Dataset items:
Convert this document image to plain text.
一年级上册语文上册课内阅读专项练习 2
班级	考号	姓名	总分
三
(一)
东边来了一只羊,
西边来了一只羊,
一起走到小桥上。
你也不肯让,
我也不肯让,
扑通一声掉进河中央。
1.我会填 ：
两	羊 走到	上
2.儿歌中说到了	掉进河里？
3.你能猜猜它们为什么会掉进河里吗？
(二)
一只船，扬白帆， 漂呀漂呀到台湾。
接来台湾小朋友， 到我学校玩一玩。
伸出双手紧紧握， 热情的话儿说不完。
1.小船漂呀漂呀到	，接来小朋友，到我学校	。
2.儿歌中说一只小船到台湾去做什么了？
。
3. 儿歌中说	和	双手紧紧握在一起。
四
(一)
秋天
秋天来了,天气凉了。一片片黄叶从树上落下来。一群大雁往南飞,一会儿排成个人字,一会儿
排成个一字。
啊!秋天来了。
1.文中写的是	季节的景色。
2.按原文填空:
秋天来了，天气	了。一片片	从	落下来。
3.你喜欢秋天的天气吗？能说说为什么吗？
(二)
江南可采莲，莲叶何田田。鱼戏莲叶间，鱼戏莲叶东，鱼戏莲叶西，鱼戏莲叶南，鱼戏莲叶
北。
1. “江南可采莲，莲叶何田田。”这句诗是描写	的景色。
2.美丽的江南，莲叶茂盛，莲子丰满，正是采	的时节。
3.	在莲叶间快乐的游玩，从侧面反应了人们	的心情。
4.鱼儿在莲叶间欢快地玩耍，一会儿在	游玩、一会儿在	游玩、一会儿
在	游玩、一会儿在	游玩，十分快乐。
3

Instructions for the task — Print all of the entries exactly as they appear.

The reply —
Convert this document image to plain text.
一年级上册语文上册课内阅读专项练习 2
班级	考号	姓名	总分
三
(一)
东边来了一只羊,
西边来了一只羊,
一起走到小桥上。
你也不肯让,
我也不肯让,
扑通一声掉进河中央。
1.我会填 ：
两	羊 走到	上
2.儿歌中说到了	掉进河里？
3.你能猜猜它们为什么会掉进河里吗？
(二)
一只船，扬白帆， 漂呀漂呀到台湾。
接来台湾小朋友， 到我学校玩一玩。
伸出双手紧紧握， 热情的话儿说不完。
1.小船漂呀漂呀到	，接来小朋友，到我学校	。
2.儿歌中说一只小船到台湾去做什么了？
。
3. 儿歌中说	和	双手紧紧握在一起。
四
(一)
秋天
秋天来了,天气凉了。一片片黄叶从树上落下来。一群大雁往南飞,一会儿排成个人字,一会儿
排成个一字。
啊!秋天来了。
1.文中写的是	季节的景色。
2.按原文填空:
秋天来了，天气	了。一片片	从	落下来。
3.你喜欢秋天的天气吗？能说说为什么吗？
(二)
江南可采莲，莲叶何田田。鱼戏莲叶间，鱼戏莲叶东，鱼戏莲叶西，鱼戏莲叶南，鱼戏莲叶
北。
1. “江南可采莲，莲叶何田田。”这句诗是描写	的景色。
2.美丽的江南，莲叶茂盛，莲子丰满，正是采	的时节。
3.	在莲叶间快乐的游玩，从侧面反应了人们	的心情。
4.鱼儿在莲叶间欢快地玩耍，一会儿在	游玩、一会儿在	游玩、一会儿
在	游玩、一会儿在	游玩，十分快乐。
3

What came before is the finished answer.